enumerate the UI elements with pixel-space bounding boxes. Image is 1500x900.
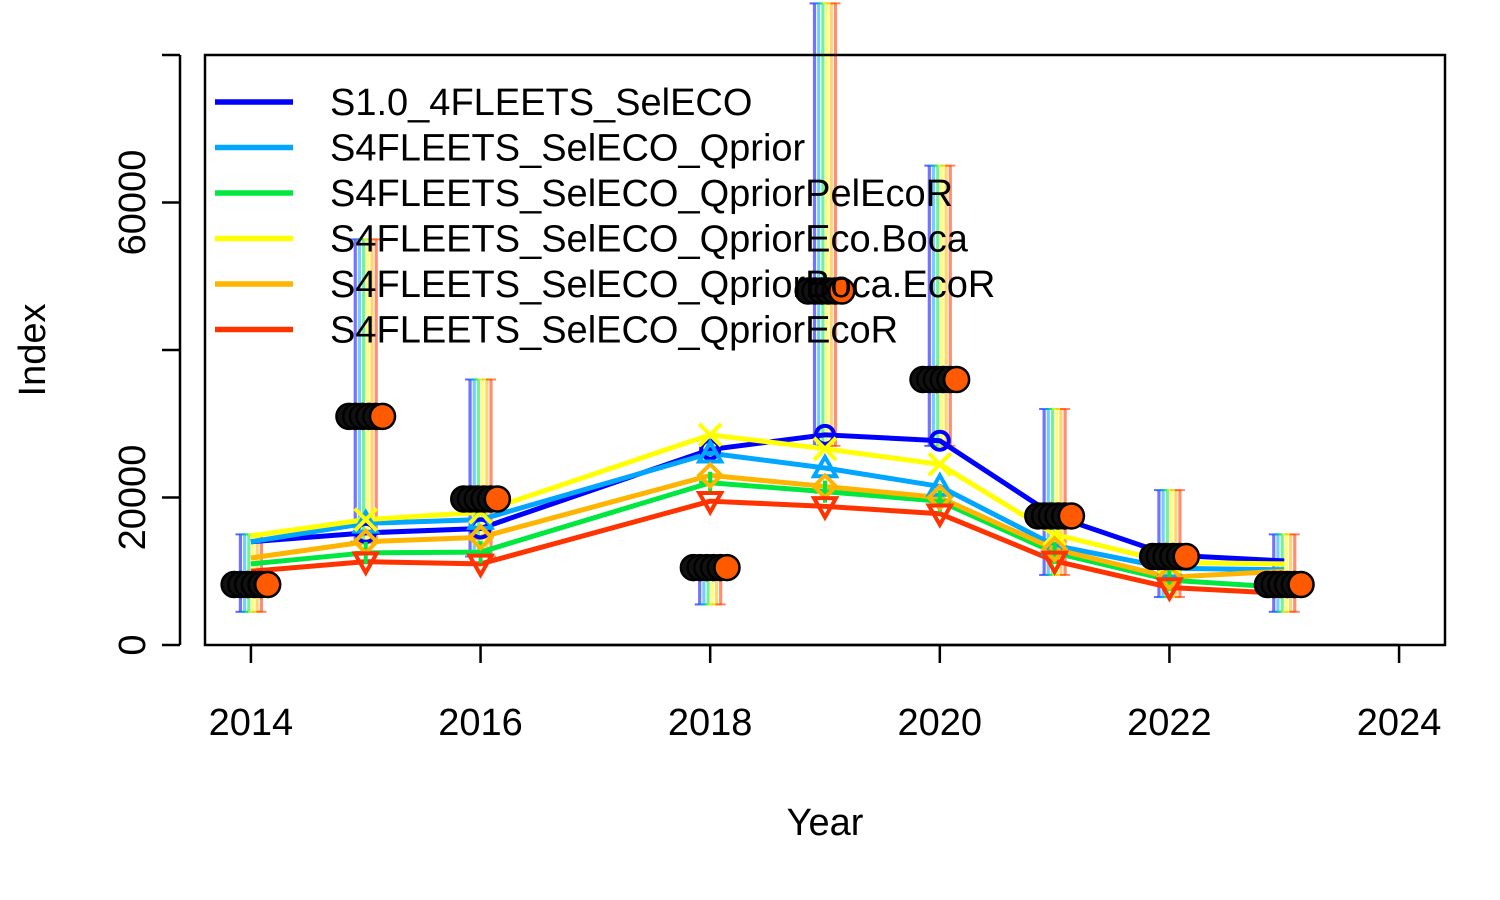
series-lines — [250, 432, 1285, 596]
x-axis: 2014 2016 2018 2020 2022 2024 — [209, 643, 1442, 744]
series-point — [466, 553, 496, 579]
series-point — [1155, 563, 1184, 591]
legend-label: S1.0_4FLEETS_SelECO — [330, 82, 752, 124]
series-line — [250, 480, 1285, 590]
observed-point — [1287, 570, 1315, 599]
series-point — [927, 451, 953, 477]
y-axis-label: Index — [12, 304, 54, 397]
series-point — [925, 503, 955, 529]
legend-label: S4FLEETS_SelECO_QpriorPelEcoR — [330, 173, 953, 215]
observed-point — [713, 553, 741, 582]
observed-point — [483, 485, 512, 513]
y-axis: 0 20000 60000 — [112, 53, 182, 656]
y-tick-label: 20000 — [112, 445, 154, 551]
series-point — [469, 541, 492, 564]
x-tick-label: 2020 — [898, 702, 983, 744]
series-point — [810, 496, 840, 522]
legend-label: S4FLEETS_SelECO_QpriorBoca.EcoR — [330, 264, 995, 306]
x-tick-label: 2016 — [438, 702, 523, 744]
series-point — [1040, 535, 1069, 563]
x-tick-label: 2014 — [209, 702, 294, 744]
series-point — [1040, 550, 1070, 576]
series-line — [250, 432, 1285, 567]
series-point — [814, 423, 836, 446]
observed-point — [828, 277, 856, 305]
legend-label: S4FLEETS_SelECO_QpriorEcoR — [330, 310, 898, 352]
series-point — [696, 461, 725, 490]
observed-point — [368, 402, 397, 431]
x-tick-label: 2024 — [1357, 702, 1442, 744]
observed-point — [253, 570, 282, 599]
legend: S1.0_4FLEETS_SelECOS4FLEETS_SelECO_Qprio… — [215, 82, 995, 352]
series-point — [812, 436, 838, 462]
y-tick-label: 0 — [112, 634, 154, 655]
series-line — [250, 450, 1285, 573]
series-markers — [351, 422, 1184, 603]
legend-label: S4FLEETS_SelECO_QpriorEco.Boca — [330, 219, 969, 261]
series-point — [466, 523, 495, 552]
series-point — [351, 551, 381, 577]
series-point — [353, 507, 379, 533]
series-point — [699, 471, 722, 494]
observed-points — [220, 277, 1315, 599]
x-axis-label: Year — [787, 802, 864, 844]
series-line — [250, 498, 1285, 596]
observed-point — [1172, 542, 1200, 571]
x-tick-label: 2018 — [668, 702, 753, 744]
series-point — [928, 429, 951, 452]
series-point — [925, 483, 954, 512]
series-point — [695, 438, 725, 464]
series-point — [697, 422, 723, 448]
legend-label: S4FLEETS_SelECO_Qprior — [330, 128, 806, 170]
x-tick-label: 2022 — [1127, 702, 1212, 744]
series-line — [250, 432, 1285, 564]
series-point — [695, 490, 725, 517]
series-point — [1154, 577, 1184, 603]
observed-point — [942, 365, 971, 394]
y-tick-label: 60000 — [112, 150, 154, 256]
observed-point — [1057, 502, 1086, 530]
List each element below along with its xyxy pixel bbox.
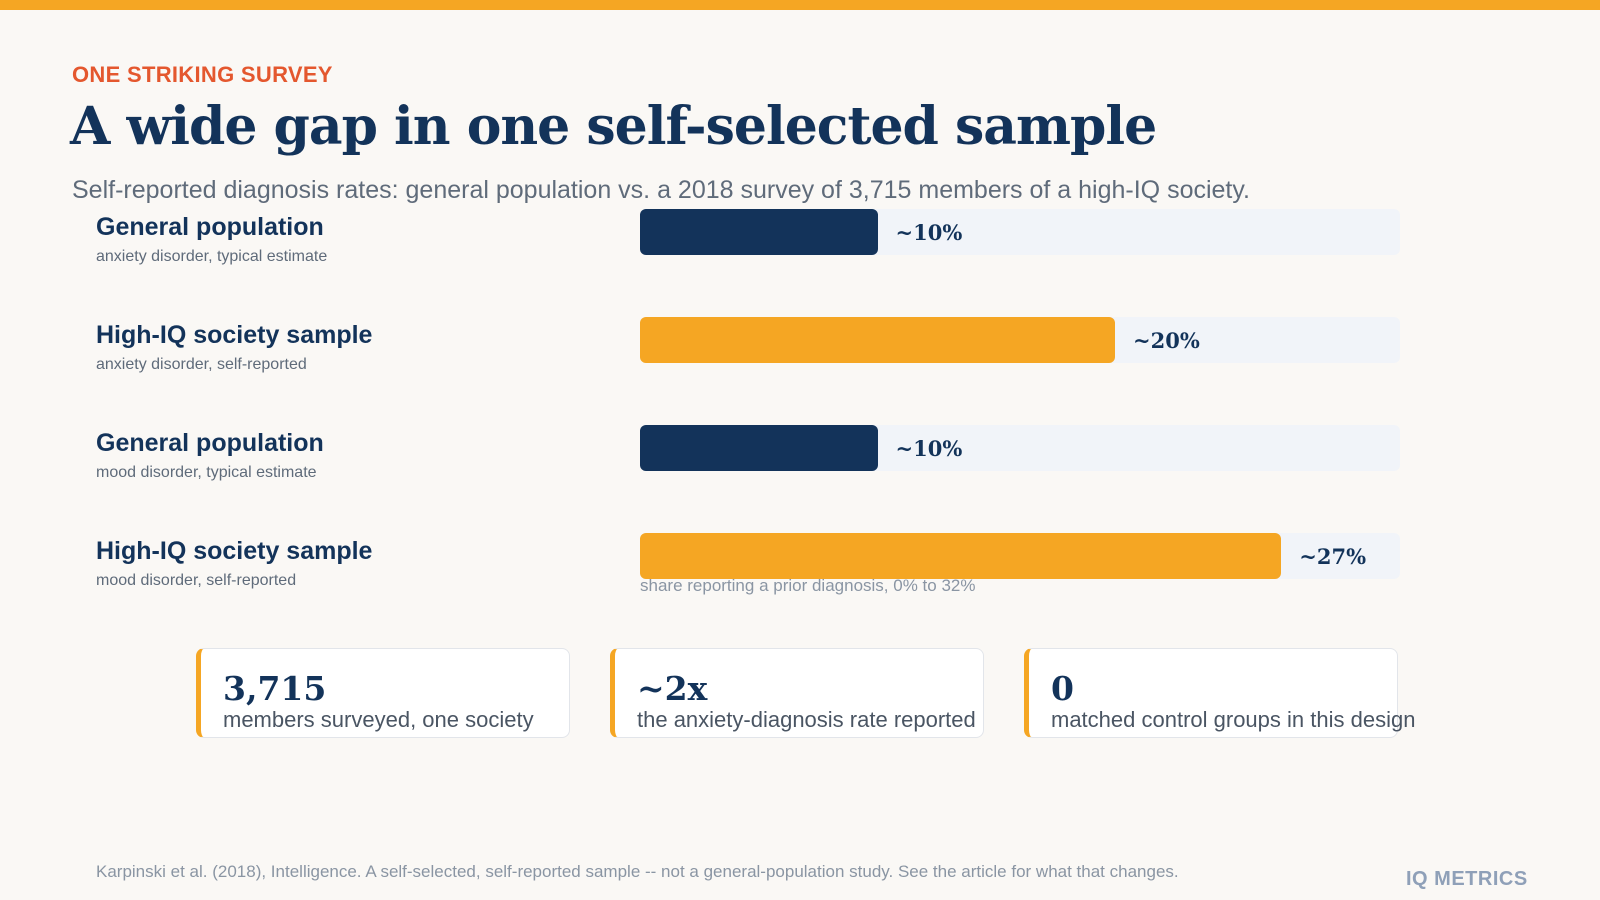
axis-note: share reporting a prior diagnosis, 0% to… xyxy=(640,576,976,595)
bar-general-mood xyxy=(640,425,878,471)
category-sublabel: anxiety disorder, self-reported xyxy=(96,356,307,373)
stat-card-controls: 0 matched control groups in this design xyxy=(1024,648,1415,738)
top-accent-bar xyxy=(0,0,1600,10)
stat-value: ~2x xyxy=(637,669,708,708)
bar-value-label: ~27% xyxy=(1299,544,1367,569)
category-label: General population xyxy=(96,429,324,457)
bar-value-label: ~10% xyxy=(895,436,963,461)
chart-row: General population anxiety disorder, typ… xyxy=(0,209,1600,269)
source-footnote: Karpinski et al. (2018), Intelligence. A… xyxy=(96,862,1179,881)
category-label: High-IQ society sample xyxy=(96,321,373,349)
stat-label: members surveyed, one society xyxy=(223,707,534,732)
bar-highiq-anxiety xyxy=(640,317,1115,363)
stat-card-ratio: ~2x the anxiety-diagnosis rate reported xyxy=(610,648,984,738)
bar-value-label: ~10% xyxy=(895,220,963,245)
category-label: General population xyxy=(96,213,324,241)
chart-row: General population mood disorder, typica… xyxy=(0,425,1600,485)
brand-logo-text: IQ METRICS xyxy=(1406,868,1528,890)
bar-general-anxiety xyxy=(640,209,878,255)
category-sublabel: mood disorder, self-reported xyxy=(96,572,297,589)
category-sublabel: anxiety disorder, typical estimate xyxy=(96,248,328,265)
category-sublabel: mood disorder, typical estimate xyxy=(96,464,317,481)
chart-row: High-IQ society sample mood disorder, se… xyxy=(0,533,1600,593)
stat-card-surveyed: 3,715 members surveyed, one society xyxy=(196,648,570,738)
row-label: High-IQ society sample mood disorder, se… xyxy=(96,537,372,590)
page-title: A wide gap in one self-selected sample xyxy=(70,96,1157,157)
row-label: General population anxiety disorder, typ… xyxy=(96,213,327,266)
bar-value-label: ~20% xyxy=(1133,328,1200,353)
stat-label: matched control groups in this design xyxy=(1051,707,1416,732)
row-label: General population mood disorder, typica… xyxy=(96,429,324,482)
eyebrow-label: ONE STRIKING SURVEY xyxy=(72,62,333,87)
stat-label: the anxiety-diagnosis rate reported xyxy=(637,707,976,732)
row-label: High-IQ society sample anxiety disorder,… xyxy=(96,321,372,374)
stat-value: 0 xyxy=(1051,669,1074,708)
category-label: High-IQ society sample xyxy=(96,537,373,565)
bar-highiq-mood xyxy=(640,533,1282,579)
chart-row: High-IQ society sample anxiety disorder,… xyxy=(0,317,1600,377)
page-subtitle: Self-reported diagnosis rates: general p… xyxy=(72,176,1250,204)
stat-value: 3,715 xyxy=(223,669,327,708)
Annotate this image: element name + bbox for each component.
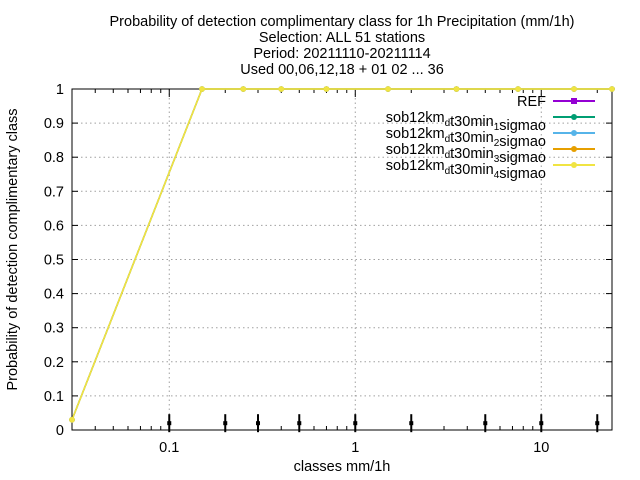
series xyxy=(69,86,615,423)
series-point xyxy=(609,86,615,92)
x-tick-label: 0.1 xyxy=(159,440,179,456)
legend-label: sob12kmdt30min4sigmao xyxy=(386,158,546,182)
x-tick-label: 10 xyxy=(533,440,549,456)
class-marker xyxy=(297,414,302,433)
title-line: Used 00,06,12,18 + 01 02 ... 36 xyxy=(240,62,444,78)
class-marker xyxy=(539,414,544,433)
class-markers xyxy=(167,414,600,433)
title-line: Period: 20211110-20211114 xyxy=(253,46,430,62)
series-point xyxy=(278,86,285,92)
legend-label: sob12kmdt30min3sigmao xyxy=(386,142,546,166)
series-point xyxy=(385,86,391,92)
legend-entry: sob12kmdt30min4sigmao xyxy=(386,158,595,182)
y-tick-label: 0.6 xyxy=(44,218,64,234)
y-tick-label: 1 xyxy=(56,82,64,98)
class-marker xyxy=(483,414,488,433)
legend-label: sob12kmdt30min1sigmao xyxy=(386,110,546,134)
series-point xyxy=(453,86,460,92)
series-point xyxy=(240,86,247,92)
series-point xyxy=(199,86,205,92)
class-marker xyxy=(595,414,600,433)
legend: REFsob12kmdt30min1sigmaosob12kmdt30min2s… xyxy=(386,94,595,182)
legend-entry: sob12kmdt30min3sigmao xyxy=(386,142,595,166)
series-point xyxy=(571,86,577,92)
title-line: Probability of detection complimentary c… xyxy=(110,14,575,30)
series-point xyxy=(69,416,75,423)
axis-ticks: 0 0.1 0.2 0.3 0.4 0.5 0.6 0.7 0.8 0.9 1 0.1 1 10 xyxy=(44,82,612,456)
x-tick-label: 1 xyxy=(351,440,359,456)
y-tick-label: 0.9 xyxy=(44,116,64,132)
class-marker xyxy=(167,414,172,433)
legend-label: REF xyxy=(517,94,546,110)
class-marker xyxy=(409,414,414,433)
legend-marker xyxy=(571,130,577,136)
series-point xyxy=(515,86,521,92)
class-marker xyxy=(353,414,358,433)
legend-entry: sob12kmdt30min1sigmao xyxy=(386,110,595,134)
series-point xyxy=(323,86,330,92)
y-tick-label: 0.5 xyxy=(44,253,64,269)
series-line-4 xyxy=(71,88,612,421)
y-axis-label: Probability of detection complimentary c… xyxy=(5,108,21,390)
class-marker xyxy=(223,414,228,433)
y-tick-label: 0 xyxy=(56,423,64,439)
y-tick-label: 0.4 xyxy=(44,287,64,303)
legend-marker xyxy=(571,146,577,152)
legend-entry: sob12kmdt30min2sigmao xyxy=(386,126,595,150)
y-tick-label: 0.3 xyxy=(44,321,64,337)
legend-marker xyxy=(571,98,577,104)
legend-entry: REF xyxy=(517,94,595,110)
y-tick-label: 0.7 xyxy=(44,184,64,200)
class-marker xyxy=(256,414,261,433)
y-tick-label: 0.8 xyxy=(44,150,64,166)
y-tick-label: 0.1 xyxy=(44,389,64,405)
legend-label: sob12kmdt30min2sigmao xyxy=(386,126,546,150)
y-tick-label: 0.2 xyxy=(44,355,64,371)
legend-marker xyxy=(571,114,577,120)
chart-title: Probability of detection complimentary c… xyxy=(110,14,575,78)
x-axis-label: classes mm/1h xyxy=(294,459,391,475)
title-line: Selection: ALL 51 stations xyxy=(259,30,425,46)
legend-marker xyxy=(571,162,577,168)
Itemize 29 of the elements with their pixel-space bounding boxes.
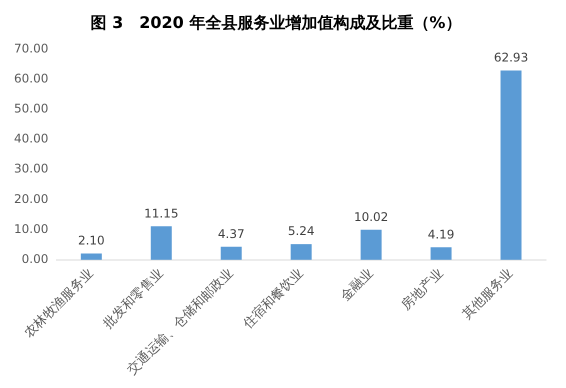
bar — [500, 70, 522, 260]
x-tick-label: 其他服务业 — [460, 266, 516, 323]
bar — [290, 244, 312, 260]
y-tick-label: 50.00 — [14, 102, 48, 116]
x-tick-label: 批发和零售业 — [100, 266, 166, 332]
data-label: 5.24 — [288, 224, 315, 238]
data-label: 10.02 — [354, 210, 388, 224]
bar — [220, 246, 242, 260]
bar — [80, 254, 102, 260]
y-tick-label: 30.00 — [14, 162, 48, 176]
y-tick-label: 10.00 — [14, 222, 48, 236]
y-tick-label: 70.00 — [14, 41, 48, 56]
x-tick-label: 住宿和餐饮业 — [239, 265, 306, 332]
x-tick-label: 房地产业 — [398, 265, 446, 314]
chart-title: 图 3 2020 年全县服务业增加值构成及比重（%） — [90, 12, 462, 32]
bar — [430, 247, 452, 260]
data-label: 4.19 — [428, 227, 454, 242]
data-label: 11.15 — [144, 206, 178, 220]
bar — [360, 230, 382, 260]
y-tick-label: 0.00 — [22, 252, 48, 266]
bar — [150, 226, 172, 260]
y-tick-label: 20.00 — [14, 192, 48, 206]
data-label: 62.93 — [494, 50, 528, 65]
y-tick-label: 60.00 — [14, 71, 48, 86]
x-tick-label: 农林牧渔服务业 — [22, 266, 97, 341]
data-label: 2.10 — [78, 234, 105, 248]
data-label: 4.37 — [218, 226, 245, 241]
x-tick-label: 金融业 — [338, 266, 376, 304]
y-tick-label: 40.00 — [14, 132, 48, 146]
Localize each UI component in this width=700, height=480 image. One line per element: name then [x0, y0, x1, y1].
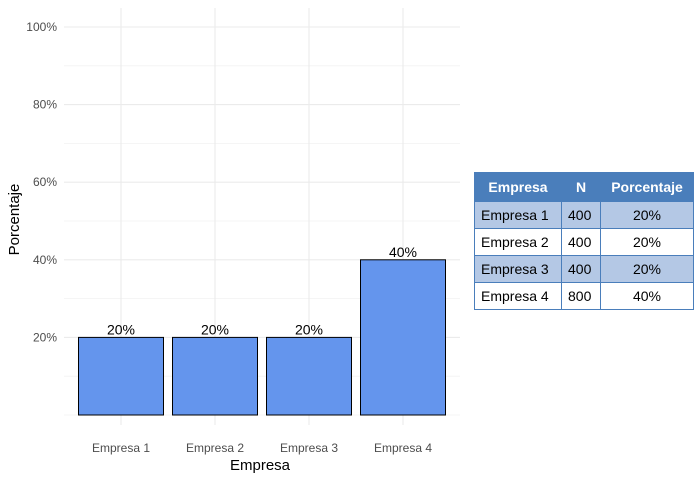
cell-empresa: Empresa 3 [474, 255, 562, 283]
header-n: N [561, 172, 601, 202]
y-tick-label: 20% [33, 330, 57, 344]
cell-empresa: Empresa 4 [474, 282, 562, 310]
table-row: Empresa 1 400 20% [474, 201, 694, 229]
header-porcentaje: Porcentaje [600, 172, 694, 202]
bar-value-label: 20% [201, 321, 229, 337]
summary-table: Empresa N Porcentaje Empresa 1 400 20% E… [474, 172, 694, 310]
cell-n: 400 [561, 255, 601, 283]
bar-2 [172, 336, 258, 416]
table-header-row: Empresa N Porcentaje [474, 172, 694, 202]
y-tick-label: 100% [26, 20, 57, 34]
y-tick-label: 80% [33, 98, 57, 112]
x-tick-label: Empresa 3 [280, 441, 338, 455]
cell-n: 800 [561, 282, 601, 310]
bar-1 [78, 336, 164, 416]
table-row: Empresa 2 400 20% [474, 228, 694, 256]
cell-porcentaje: 40% [600, 282, 694, 310]
y-axis-title: Porcentaje [6, 184, 23, 256]
x-axis-ticks: Empresa 1 Empresa 2 Empresa 3 Empresa 4 [92, 441, 432, 455]
cell-porcentaje: 20% [600, 201, 694, 229]
cell-n: 400 [561, 201, 601, 229]
bar-value-label: 20% [107, 321, 135, 337]
bars [78, 259, 446, 416]
cell-n: 400 [561, 228, 601, 256]
x-tick-label: Empresa 2 [186, 441, 244, 455]
cell-empresa: Empresa 1 [474, 201, 562, 229]
bar-3 [266, 336, 352, 416]
cell-empresa: Empresa 2 [474, 228, 562, 256]
x-tick-label: Empresa 4 [374, 441, 432, 455]
y-tick-label: 40% [33, 253, 57, 267]
header-empresa: Empresa [474, 172, 562, 202]
cell-porcentaje: 20% [600, 255, 694, 283]
y-tick-label: 60% [33, 175, 57, 189]
bar-value-label: 40% [389, 244, 417, 260]
bar-4 [360, 259, 446, 416]
table-row: Empresa 4 800 40% [474, 282, 694, 310]
table-row: Empresa 3 400 20% [474, 255, 694, 283]
data-labels: 20% 20% 20% 40% [107, 244, 417, 338]
bar-value-label: 20% [295, 321, 323, 337]
x-axis-title: Empresa [230, 457, 291, 474]
y-axis-ticks: 20% 40% 60% 80% 100% [26, 20, 57, 344]
x-tick-label: Empresa 1 [92, 441, 150, 455]
cell-porcentaje: 20% [600, 228, 694, 256]
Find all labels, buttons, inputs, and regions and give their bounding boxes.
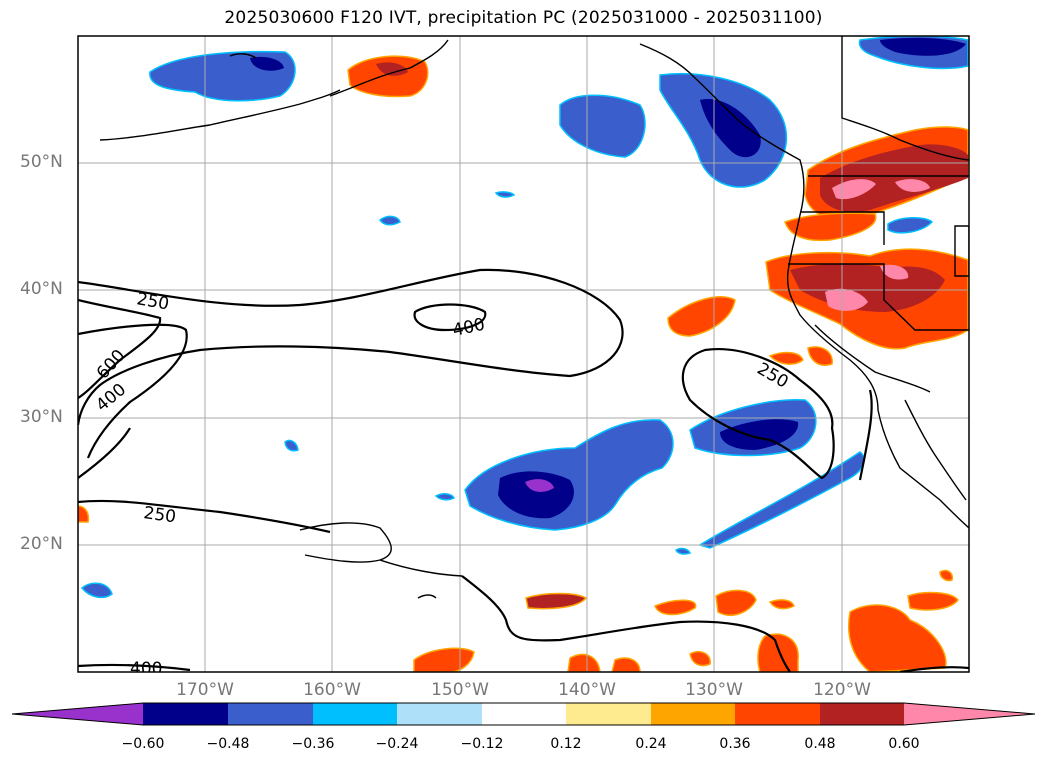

--------------------

TASK TO CARRY OUT:
Copy out every line from the one containing "cell-empresa: Empresa 3 [474, 255, 562, 283]" down through the one containing "x-axis-ticks: Empresa 1", both included, keeping each line unchanged.

THE RESULT:
cell-empresa: Empresa 3 [474, 255, 562, 283]
header-n: N [561, 172, 601, 202]
y-tick-label: 20% [33, 330, 57, 344]
cell-empresa: Empresa 4 [474, 282, 562, 310]
table-row: Empresa 1 400 20% [474, 201, 694, 229]
header-porcentaje: Porcentaje [600, 172, 694, 202]
bar-value-label: 20% [201, 321, 229, 337]
summary-table: Empresa N Porcentaje Empresa 1 400 20% E… [474, 172, 694, 310]
cell-n: 400 [561, 255, 601, 283]
bar-2 [172, 336, 258, 416]
table-header-row: Empresa N Porcentaje [474, 172, 694, 202]
y-tick-label: 100% [26, 20, 57, 34]
y-tick-label: 80% [33, 98, 57, 112]
x-tick-label: Empresa 3 [280, 441, 338, 455]
cell-n: 800 [561, 282, 601, 310]
bar-1 [78, 336, 164, 416]
table-row: Empresa 2 400 20% [474, 228, 694, 256]
cell-porcentaje: 40% [600, 282, 694, 310]
y-axis-title: Porcentaje [6, 184, 23, 256]
x-axis-ticks: Empresa 1 Empresa 2 Empresa 3 Empresa 4 [92, 441, 432, 455]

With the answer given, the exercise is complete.